[Stored entries]
## start

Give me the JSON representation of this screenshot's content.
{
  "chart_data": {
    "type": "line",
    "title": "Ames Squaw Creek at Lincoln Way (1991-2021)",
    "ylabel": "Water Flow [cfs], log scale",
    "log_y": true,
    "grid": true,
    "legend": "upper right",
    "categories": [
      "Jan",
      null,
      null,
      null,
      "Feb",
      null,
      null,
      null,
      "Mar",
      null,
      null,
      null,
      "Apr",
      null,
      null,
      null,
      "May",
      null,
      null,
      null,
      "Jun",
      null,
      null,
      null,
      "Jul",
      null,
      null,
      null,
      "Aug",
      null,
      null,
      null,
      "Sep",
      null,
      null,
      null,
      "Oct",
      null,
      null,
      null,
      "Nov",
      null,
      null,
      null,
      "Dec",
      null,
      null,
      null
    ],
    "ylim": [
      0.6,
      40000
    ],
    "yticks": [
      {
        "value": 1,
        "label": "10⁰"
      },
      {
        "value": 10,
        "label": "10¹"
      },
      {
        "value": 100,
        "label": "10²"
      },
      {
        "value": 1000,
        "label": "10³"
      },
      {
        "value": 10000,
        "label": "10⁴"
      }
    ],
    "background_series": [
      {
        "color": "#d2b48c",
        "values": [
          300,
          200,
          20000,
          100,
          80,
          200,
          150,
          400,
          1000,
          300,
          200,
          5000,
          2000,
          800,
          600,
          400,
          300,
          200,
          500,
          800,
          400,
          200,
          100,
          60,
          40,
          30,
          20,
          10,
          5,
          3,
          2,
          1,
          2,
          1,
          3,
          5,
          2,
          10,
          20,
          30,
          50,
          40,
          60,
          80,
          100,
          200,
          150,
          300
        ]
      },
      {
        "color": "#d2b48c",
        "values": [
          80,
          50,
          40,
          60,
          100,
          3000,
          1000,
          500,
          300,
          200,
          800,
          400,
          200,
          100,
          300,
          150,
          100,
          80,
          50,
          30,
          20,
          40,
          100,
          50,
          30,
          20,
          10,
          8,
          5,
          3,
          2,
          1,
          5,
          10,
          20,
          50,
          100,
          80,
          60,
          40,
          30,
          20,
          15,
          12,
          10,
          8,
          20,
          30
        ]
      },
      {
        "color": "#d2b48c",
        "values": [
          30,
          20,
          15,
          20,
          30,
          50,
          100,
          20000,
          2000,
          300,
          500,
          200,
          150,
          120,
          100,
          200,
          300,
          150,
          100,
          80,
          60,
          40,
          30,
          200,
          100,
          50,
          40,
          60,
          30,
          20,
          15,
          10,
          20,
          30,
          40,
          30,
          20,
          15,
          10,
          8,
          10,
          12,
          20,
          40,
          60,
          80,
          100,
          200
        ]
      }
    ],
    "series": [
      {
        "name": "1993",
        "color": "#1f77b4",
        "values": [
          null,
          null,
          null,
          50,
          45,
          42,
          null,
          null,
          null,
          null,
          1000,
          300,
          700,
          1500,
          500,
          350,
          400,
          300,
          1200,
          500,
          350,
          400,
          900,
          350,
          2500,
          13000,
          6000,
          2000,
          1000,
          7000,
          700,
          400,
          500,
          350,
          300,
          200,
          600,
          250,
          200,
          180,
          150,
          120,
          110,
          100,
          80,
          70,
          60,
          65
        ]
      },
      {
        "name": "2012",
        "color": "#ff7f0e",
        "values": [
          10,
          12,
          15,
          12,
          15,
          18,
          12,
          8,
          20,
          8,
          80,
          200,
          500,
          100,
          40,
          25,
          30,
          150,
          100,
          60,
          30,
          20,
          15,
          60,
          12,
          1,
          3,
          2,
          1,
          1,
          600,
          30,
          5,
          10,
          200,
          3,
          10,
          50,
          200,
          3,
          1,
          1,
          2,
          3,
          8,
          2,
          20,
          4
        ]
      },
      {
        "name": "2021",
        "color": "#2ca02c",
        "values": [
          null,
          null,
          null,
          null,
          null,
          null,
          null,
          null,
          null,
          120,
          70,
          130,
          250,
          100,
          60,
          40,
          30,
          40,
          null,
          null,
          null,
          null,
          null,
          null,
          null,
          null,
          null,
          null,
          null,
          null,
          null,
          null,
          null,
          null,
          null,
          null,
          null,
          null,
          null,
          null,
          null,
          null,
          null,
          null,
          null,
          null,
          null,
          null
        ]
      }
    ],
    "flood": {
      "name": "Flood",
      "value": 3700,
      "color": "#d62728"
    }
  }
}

## end

* _TASK_: Copy down every line of the entries containing the word "color".

* _SOLVED EXERCISE_:
        "color": "#d2b48c",
        "color": "#d2b48c",
        "color": "#d2b48c",
        "color": "#1f77b4",
        "color": "#ff7f0e",
        "color": "#2ca02c",
      "color": "#d62728"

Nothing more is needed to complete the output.